Return a copy of every line in the records that includes the word "sunt".
───── Record extracts ─────
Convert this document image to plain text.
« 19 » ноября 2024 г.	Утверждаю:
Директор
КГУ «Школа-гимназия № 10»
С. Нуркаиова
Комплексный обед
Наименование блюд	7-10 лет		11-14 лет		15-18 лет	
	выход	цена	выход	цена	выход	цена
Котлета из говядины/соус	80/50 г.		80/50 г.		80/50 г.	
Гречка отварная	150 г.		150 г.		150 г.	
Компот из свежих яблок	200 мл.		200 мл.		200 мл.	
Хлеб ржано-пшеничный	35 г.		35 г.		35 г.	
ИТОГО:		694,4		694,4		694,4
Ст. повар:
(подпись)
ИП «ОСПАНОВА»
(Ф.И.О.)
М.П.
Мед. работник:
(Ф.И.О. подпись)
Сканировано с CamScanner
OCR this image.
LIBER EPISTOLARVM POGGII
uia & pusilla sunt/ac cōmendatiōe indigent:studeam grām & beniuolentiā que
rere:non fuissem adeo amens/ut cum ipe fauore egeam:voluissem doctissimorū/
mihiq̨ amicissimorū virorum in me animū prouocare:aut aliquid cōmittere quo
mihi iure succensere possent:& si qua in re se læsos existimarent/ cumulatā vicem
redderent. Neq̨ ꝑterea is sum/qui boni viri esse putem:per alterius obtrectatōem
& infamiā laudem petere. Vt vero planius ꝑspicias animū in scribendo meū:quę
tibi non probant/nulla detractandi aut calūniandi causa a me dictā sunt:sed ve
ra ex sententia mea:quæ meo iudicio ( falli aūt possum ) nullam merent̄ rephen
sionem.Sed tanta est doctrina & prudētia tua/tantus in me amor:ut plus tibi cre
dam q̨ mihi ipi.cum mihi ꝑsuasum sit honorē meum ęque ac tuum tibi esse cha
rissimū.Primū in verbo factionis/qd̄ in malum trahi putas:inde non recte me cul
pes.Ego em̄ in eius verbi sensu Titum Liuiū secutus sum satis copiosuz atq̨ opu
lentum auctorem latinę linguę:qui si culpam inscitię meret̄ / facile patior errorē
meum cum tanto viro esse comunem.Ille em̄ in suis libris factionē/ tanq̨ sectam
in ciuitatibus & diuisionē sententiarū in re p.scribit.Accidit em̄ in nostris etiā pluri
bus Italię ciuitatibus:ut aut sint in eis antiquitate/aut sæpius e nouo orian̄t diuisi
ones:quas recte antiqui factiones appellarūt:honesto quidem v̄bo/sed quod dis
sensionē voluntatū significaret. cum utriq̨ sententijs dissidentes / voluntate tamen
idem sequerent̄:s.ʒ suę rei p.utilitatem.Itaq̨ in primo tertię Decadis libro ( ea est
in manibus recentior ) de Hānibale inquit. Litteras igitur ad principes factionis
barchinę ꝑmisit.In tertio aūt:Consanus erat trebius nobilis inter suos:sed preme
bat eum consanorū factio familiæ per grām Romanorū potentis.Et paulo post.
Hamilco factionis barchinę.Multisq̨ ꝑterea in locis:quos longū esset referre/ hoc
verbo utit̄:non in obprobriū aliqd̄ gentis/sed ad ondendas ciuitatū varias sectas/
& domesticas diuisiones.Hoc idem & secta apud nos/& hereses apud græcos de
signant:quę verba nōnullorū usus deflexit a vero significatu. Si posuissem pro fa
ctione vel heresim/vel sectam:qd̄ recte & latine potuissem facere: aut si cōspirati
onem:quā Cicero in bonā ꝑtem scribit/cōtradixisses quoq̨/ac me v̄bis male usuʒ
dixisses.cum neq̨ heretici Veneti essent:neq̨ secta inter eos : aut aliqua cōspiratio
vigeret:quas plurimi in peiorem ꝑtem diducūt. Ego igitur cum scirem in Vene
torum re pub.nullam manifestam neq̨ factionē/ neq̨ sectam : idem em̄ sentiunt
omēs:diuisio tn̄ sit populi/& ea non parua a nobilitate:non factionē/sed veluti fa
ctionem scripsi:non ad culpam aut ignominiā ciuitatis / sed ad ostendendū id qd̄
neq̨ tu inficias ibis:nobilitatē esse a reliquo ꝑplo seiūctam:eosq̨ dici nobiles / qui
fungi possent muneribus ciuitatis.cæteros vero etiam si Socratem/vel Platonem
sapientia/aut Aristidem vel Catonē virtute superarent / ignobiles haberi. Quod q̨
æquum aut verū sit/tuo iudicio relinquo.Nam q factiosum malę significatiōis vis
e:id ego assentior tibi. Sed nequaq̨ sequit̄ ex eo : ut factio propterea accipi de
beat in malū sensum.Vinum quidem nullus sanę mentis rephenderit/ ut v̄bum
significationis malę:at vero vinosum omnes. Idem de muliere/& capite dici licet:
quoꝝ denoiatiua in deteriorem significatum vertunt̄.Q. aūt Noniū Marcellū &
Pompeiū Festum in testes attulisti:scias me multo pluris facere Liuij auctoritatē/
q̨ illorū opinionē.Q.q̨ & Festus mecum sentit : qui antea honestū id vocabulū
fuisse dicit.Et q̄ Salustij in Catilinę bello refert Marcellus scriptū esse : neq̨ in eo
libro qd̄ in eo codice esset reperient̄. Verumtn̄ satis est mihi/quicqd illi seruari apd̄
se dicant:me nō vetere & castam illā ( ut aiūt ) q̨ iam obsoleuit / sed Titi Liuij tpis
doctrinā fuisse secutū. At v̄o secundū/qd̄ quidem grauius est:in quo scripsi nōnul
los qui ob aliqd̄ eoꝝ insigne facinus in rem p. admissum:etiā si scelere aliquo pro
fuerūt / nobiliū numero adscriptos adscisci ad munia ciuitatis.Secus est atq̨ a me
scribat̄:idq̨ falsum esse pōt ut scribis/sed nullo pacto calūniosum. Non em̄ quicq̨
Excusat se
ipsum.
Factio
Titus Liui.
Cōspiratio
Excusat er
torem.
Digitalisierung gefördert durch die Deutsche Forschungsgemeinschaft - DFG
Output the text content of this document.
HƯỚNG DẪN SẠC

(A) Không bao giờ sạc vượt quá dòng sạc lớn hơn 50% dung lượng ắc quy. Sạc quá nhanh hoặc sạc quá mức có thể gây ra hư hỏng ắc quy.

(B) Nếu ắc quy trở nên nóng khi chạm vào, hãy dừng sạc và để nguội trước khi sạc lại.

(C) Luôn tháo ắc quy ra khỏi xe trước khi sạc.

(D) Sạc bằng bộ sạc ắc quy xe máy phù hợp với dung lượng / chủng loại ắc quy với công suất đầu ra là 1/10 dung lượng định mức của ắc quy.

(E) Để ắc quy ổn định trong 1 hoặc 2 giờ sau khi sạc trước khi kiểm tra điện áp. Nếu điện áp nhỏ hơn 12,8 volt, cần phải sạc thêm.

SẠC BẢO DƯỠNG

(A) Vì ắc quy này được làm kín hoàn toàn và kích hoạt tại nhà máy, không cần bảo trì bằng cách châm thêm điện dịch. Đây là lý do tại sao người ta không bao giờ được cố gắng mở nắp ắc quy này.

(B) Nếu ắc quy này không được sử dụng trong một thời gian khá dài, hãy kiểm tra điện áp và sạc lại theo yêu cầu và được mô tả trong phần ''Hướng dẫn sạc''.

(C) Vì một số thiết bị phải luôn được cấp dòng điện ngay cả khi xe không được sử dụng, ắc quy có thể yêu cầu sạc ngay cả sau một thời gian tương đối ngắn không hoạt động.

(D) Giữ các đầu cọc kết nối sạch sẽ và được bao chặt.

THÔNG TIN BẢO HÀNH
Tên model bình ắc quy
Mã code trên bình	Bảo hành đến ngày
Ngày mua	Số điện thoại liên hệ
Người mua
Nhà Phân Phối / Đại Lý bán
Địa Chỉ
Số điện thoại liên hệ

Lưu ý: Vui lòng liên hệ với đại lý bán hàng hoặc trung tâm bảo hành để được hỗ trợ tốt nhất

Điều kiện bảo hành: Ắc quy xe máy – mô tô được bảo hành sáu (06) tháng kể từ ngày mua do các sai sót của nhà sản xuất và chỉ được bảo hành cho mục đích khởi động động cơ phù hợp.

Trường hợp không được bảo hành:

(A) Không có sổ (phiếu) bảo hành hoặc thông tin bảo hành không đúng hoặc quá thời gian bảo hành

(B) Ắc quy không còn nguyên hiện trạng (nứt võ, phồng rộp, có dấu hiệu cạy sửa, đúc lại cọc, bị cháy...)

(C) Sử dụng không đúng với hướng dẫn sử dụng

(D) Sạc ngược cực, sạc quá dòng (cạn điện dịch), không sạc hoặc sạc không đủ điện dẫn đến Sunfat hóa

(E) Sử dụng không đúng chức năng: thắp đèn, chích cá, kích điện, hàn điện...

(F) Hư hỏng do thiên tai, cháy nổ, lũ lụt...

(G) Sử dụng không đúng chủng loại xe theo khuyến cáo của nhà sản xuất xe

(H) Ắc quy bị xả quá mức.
─────
The solution ::
uia & pusilla sunt/ac cōmendatiōe indigent:studeam grām & beniuolentiā que
tibi non probant/nulla detractandi aut calūniandi causa a me dictā sunt:sed ve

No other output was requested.